Figure contents as structured data
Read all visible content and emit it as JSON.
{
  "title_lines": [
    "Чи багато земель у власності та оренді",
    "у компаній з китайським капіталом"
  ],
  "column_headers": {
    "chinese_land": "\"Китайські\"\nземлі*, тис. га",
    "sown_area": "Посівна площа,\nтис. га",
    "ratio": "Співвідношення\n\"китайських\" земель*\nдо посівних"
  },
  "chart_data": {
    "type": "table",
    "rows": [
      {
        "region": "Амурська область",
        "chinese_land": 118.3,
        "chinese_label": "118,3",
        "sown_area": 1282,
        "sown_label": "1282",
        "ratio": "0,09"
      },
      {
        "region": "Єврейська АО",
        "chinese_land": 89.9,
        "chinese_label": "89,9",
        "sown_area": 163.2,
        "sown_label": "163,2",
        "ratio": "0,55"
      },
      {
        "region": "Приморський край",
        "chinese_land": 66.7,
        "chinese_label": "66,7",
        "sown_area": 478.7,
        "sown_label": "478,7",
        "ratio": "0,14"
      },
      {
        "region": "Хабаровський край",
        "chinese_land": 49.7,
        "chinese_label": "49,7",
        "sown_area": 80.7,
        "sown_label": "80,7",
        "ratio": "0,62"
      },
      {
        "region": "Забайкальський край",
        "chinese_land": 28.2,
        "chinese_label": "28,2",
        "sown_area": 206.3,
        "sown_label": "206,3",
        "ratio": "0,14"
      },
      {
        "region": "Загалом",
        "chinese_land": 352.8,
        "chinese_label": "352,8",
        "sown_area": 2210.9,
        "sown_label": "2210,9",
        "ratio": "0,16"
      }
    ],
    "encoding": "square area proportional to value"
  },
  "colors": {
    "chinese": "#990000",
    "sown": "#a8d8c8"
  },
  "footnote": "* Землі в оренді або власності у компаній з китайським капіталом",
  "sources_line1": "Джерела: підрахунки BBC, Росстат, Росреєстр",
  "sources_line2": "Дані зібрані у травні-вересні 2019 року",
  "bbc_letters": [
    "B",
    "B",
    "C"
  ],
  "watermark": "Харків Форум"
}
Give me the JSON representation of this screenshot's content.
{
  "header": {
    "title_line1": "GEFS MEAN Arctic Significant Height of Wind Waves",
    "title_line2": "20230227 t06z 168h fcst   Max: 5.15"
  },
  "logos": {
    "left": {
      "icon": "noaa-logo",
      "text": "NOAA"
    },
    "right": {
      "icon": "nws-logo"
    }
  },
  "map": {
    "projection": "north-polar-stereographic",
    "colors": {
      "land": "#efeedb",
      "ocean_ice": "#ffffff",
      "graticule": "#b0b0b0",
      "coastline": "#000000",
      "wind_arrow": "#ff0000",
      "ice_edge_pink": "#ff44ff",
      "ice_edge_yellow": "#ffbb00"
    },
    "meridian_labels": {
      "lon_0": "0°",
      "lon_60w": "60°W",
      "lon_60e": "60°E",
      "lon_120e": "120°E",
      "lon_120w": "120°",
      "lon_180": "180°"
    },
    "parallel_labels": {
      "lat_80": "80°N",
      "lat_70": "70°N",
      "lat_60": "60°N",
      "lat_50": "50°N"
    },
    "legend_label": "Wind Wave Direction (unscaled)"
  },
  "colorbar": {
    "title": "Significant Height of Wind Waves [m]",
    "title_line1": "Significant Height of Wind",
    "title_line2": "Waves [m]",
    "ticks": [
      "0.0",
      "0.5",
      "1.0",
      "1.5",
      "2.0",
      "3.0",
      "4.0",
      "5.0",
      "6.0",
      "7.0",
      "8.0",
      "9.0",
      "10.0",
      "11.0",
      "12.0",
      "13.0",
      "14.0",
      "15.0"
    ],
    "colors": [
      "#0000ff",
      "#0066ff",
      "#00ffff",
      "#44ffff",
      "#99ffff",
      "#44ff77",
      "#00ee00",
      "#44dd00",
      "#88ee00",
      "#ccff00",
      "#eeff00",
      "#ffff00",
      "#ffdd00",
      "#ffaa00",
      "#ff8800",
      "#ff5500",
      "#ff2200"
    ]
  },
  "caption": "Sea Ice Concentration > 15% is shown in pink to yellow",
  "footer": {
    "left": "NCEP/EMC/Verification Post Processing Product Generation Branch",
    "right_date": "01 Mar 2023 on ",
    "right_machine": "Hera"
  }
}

REQUEST
Reproduce each line of the entries in which the word "Significant" is found.

WRITTEN RESPONSE
    "title_line1": "GEFS MEAN Arctic Significant Height of Wind Waves",
    "title": "Significant Height of Wind Waves [m]",
    "title_line1": "Significant Height of Wind",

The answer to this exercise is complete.